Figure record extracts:

— Begin —

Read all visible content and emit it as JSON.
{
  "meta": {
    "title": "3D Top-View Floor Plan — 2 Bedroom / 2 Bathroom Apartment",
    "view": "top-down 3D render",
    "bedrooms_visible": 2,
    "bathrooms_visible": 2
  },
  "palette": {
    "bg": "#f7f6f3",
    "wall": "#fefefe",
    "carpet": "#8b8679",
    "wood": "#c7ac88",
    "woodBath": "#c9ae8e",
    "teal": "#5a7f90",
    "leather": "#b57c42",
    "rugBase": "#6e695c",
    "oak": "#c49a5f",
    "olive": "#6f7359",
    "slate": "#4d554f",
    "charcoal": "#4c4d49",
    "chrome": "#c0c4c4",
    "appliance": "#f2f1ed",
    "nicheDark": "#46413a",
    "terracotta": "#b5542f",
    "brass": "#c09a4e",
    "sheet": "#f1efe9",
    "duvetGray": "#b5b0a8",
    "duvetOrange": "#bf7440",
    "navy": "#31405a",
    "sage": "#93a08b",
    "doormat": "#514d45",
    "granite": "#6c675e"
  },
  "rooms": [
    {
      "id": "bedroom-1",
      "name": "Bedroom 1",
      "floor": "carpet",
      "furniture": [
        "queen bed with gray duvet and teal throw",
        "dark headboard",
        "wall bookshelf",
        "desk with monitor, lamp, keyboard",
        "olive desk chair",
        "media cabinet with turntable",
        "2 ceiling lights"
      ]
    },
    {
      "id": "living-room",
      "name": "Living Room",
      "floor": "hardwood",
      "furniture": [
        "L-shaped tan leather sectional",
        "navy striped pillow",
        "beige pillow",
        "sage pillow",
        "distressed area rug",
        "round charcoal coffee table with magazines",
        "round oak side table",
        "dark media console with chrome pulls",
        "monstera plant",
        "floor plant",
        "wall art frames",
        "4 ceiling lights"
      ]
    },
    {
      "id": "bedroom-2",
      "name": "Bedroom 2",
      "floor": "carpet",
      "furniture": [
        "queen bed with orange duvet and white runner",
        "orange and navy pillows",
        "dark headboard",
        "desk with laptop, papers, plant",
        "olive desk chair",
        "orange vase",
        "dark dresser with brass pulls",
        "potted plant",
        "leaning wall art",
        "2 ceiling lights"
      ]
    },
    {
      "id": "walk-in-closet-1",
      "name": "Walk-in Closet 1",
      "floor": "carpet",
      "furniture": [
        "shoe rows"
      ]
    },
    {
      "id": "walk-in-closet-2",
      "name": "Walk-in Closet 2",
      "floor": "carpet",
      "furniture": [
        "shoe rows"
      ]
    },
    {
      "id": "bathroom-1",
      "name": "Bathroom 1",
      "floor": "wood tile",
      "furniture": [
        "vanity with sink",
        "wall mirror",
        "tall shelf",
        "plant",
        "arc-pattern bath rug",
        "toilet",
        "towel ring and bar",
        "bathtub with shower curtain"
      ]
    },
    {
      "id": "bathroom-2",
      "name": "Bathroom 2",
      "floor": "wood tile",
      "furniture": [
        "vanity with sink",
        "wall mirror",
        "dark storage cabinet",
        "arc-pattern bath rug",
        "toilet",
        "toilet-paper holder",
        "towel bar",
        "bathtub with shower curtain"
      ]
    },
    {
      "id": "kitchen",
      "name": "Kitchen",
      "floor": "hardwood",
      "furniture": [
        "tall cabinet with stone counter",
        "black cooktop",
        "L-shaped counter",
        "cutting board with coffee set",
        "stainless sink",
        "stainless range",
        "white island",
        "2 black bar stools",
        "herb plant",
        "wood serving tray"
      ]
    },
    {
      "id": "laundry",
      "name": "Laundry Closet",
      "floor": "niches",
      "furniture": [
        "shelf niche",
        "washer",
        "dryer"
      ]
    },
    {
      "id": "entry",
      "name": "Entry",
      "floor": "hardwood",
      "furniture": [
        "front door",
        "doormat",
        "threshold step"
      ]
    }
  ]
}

— End —

Write out all the data again, exactly as it appears.

- **Solution**:
Read all visible content and emit it as JSON.
{
  "meta": {
    "title": "3D Top-View Floor Plan — 2 Bedroom / 2 Bathroom Apartment",
    "view": "top-down 3D render",
    "bedrooms_visible": 2,
    "bathrooms_visible": 2
  },
  "palette": {
    "bg": "#f7f6f3",
    "wall": "#fefefe",
    "carpet": "#8b8679",
    "wood": "#c7ac88",
    "woodBath": "#c9ae8e",
    "teal": "#5a7f90",
    "leather": "#b57c42",
    "rugBase": "#6e695c",
    "oak": "#c49a5f",
    "olive": "#6f7359",
    "slate": "#4d554f",
    "charcoal": "#4c4d49",
    "chrome": "#c0c4c4",
    "appliance": "#f2f1ed",
    "nicheDark": "#46413a",
    "terracotta": "#b5542f",
    "brass": "#c09a4e",
    "sheet": "#f1efe9",
    "duvetGray": "#b5b0a8",
    "duvetOrange": "#bf7440",
    "navy": "#31405a",
    "sage": "#93a08b",
    "doormat": "#514d45",
    "granite": "#6c675e"
  },
  "rooms": [
    {
      "id": "bedroom-1",
      "name": "Bedroom 1",
      "floor": "carpet",
      "furniture": [
        "queen bed with gray duvet and teal throw",
        "dark headboard",
        "wall bookshelf",
        "desk with monitor, lamp, keyboard",
        "olive desk chair",
        "media cabinet with turntable",
        "2 ceiling lights"
      ]
    },
    {
      "id": "living-room",
      "name": "Living Room",
      "floor": "hardwood",
      "furniture": [
        "L-shaped tan leather sectional",
        "navy striped pillow",
        "beige pillow",
        "sage pillow",
        "distressed area rug",
        "round charcoal coffee table with magazines",
        "round oak side table",
        "dark media console with chrome pulls",
        "monstera plant",
        "floor plant",
        "wall art frames",
        "4 ceiling lights"
      ]
    },
    {
      "id": "bedroom-2",
      "name": "Bedroom 2",
      "floor": "carpet",
      "furniture": [
        "queen bed with orange duvet and white runner",
        "orange and navy pillows",
        "dark headboard",
        "desk with laptop, papers, plant",
        "olive desk chair",
        "orange vase",
        "dark dresser with brass pulls",
        "potted plant",
        "leaning wall art",
        "2 ceiling lights"
      ]
    },
    {
      "id": "walk-in-closet-1",
      "name": "Walk-in Closet 1",
      "floor": "carpet",
      "furniture": [
        "shoe rows"
      ]
    },
    {
      "id": "walk-in-closet-2",
      "name": "Walk-in Closet 2",
      "floor": "carpet",
      "furniture": [
        "shoe rows"
      ]
    },
    {
      "id": "bathroom-1",
      "name": "Bathroom 1",
      "floor": "wood tile",
      "furniture": [
        "vanity with sink",
        "wall mirror",
        "tall shelf",
        "plant",
        "arc-pattern bath rug",
        "toilet",
        "towel ring and bar",
        "bathtub with shower curtain"
      ]
    },
    {
      "id": "bathroom-2",
      "name": "Bathroom 2",
      "floor": "wood tile",
      "furniture": [
        "vanity with sink",
        "wall mirror",
        "dark storage cabinet",
        "arc-pattern bath rug",
        "toilet",
        "toilet-paper holder",
        "towel bar",
        "bathtub with shower curtain"
      ]
    },
    {
      "id": "kitchen",
      "name": "Kitchen",
      "floor": "hardwood",
      "furniture": [
        "tall cabinet with stone counter",
        "black cooktop",
        "L-shaped counter",
        "cutting board with coffee set",
        "stainless sink",
        "stainless range",
        "white island",
        "2 black bar stools",
        "herb plant",
        "wood serving tray"
      ]
    },
    {
      "id": "laundry",
      "name": "Laundry Closet",
      "floor": "niches",
      "furniture": [
        "shelf niche",
        "washer",
        "dryer"
      ]
    },
    {
      "id": "entry",
      "name": "Entry",
      "floor": "hardwood",
      "furniture": [
        "front door",
        "doormat",
        "threshold step"
      ]
    }
  ]
}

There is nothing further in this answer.